**Extracted data:**
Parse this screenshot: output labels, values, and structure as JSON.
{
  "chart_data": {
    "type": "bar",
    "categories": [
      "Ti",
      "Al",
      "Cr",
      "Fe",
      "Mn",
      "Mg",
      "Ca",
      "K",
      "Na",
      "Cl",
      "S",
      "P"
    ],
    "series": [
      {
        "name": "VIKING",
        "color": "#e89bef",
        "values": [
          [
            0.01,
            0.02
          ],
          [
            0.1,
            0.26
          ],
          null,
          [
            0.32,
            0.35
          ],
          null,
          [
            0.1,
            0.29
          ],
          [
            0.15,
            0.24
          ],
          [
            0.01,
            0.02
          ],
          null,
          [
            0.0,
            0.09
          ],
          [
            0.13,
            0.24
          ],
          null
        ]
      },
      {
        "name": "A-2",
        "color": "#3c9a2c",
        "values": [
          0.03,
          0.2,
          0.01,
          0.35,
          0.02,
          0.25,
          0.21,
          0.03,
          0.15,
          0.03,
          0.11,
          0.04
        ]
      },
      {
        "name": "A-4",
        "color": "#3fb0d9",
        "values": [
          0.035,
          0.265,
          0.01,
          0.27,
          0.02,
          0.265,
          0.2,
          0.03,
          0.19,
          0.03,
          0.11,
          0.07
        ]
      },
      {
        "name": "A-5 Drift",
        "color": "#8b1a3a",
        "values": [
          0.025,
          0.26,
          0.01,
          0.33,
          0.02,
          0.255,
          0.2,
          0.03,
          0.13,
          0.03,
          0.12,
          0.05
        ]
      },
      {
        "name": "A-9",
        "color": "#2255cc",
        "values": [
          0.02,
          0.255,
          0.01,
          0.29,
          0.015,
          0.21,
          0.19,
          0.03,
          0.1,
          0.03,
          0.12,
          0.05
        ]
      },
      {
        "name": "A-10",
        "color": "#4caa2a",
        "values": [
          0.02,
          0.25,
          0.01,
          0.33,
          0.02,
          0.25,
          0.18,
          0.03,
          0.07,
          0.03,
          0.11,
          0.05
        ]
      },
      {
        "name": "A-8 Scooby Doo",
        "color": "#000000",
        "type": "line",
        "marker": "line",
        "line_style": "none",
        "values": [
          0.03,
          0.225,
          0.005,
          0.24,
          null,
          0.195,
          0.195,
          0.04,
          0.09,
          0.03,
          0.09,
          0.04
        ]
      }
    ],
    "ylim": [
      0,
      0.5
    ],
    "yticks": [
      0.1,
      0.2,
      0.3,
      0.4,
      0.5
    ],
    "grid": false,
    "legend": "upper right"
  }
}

**Required work:**
Copy all of the data exactly.

**Written answer:**
Parse this screenshot: output labels, values, and structure as JSON.
{
  "chart_data": {
    "type": "bar",
    "categories": [
      "Ti",
      "Al",
      "Cr",
      "Fe",
      "Mn",
      "Mg",
      "Ca",
      "K",
      "Na",
      "Cl",
      "S",
      "P"
    ],
    "series": [
      {
        "name": "VIKING",
        "color": "#e89bef",
        "values": [
          [
            0.01,
            0.02
          ],
          [
            0.1,
            0.26
          ],
          null,
          [
            0.32,
            0.35
          ],
          null,
          [
            0.1,
            0.29
          ],
          [
            0.15,
            0.24
          ],
          [
            0.01,
            0.02
          ],
          null,
          [
            0.0,
            0.09
          ],
          [
            0.13,
            0.24
          ],
          null
        ]
      },
      {
        "name": "A-2",
        "color": "#3c9a2c",
        "values": [
          0.03,
          0.2,
          0.01,
          0.35,
          0.02,
          0.25,
          0.21,
          0.03,
          0.15,
          0.03,
          0.11,
          0.04
        ]
      },
      {
        "name": "A-4",
        "color": "#3fb0d9",
        "values": [
          0.035,
          0.265,
          0.01,
          0.27,
          0.02,
          0.265,
          0.2,
          0.03,
          0.19,
          0.03,
          0.11,
          0.07
        ]
      },
      {
        "name": "A-5 Drift",
        "color": "#8b1a3a",
        "values": [
          0.025,
          0.26,
          0.01,
          0.33,
          0.02,
          0.255,
          0.2,
          0.03,
          0.13,
          0.03,
          0.12,
          0.05
        ]
      },
      {
        "name": "A-9",
        "color": "#2255cc",
        "values": [
          0.02,
          0.255,
          0.01,
          0.29,
          0.015,
          0.21,
          0.19,
          0.03,
          0.1,
          0.03,
          0.12,
          0.05
        ]
      },
      {
        "name": "A-10",
        "color": "#4caa2a",
        "values": [
          0.02,
          0.25,
          0.01,
          0.33,
          0.02,
          0.25,
          0.18,
          0.03,
          0.07,
          0.03,
          0.11,
          0.05
        ]
      },
      {
        "name": "A-8 Scooby Doo",
        "color": "#000000",
        "type": "line",
        "marker": "line",
        "line_style": "none",
        "values": [
          0.03,
          0.225,
          0.005,
          0.24,
          null,
          0.195,
          0.195,
          0.04,
          0.09,
          0.03,
          0.09,
          0.04
        ]
      }
    ],
    "ylim": [
      0,
      0.5
    ],
    "yticks": [
      0.1,
      0.2,
      0.3,
      0.4,
      0.5
    ],
    "grid": false,
    "legend": "upper right"
  }
}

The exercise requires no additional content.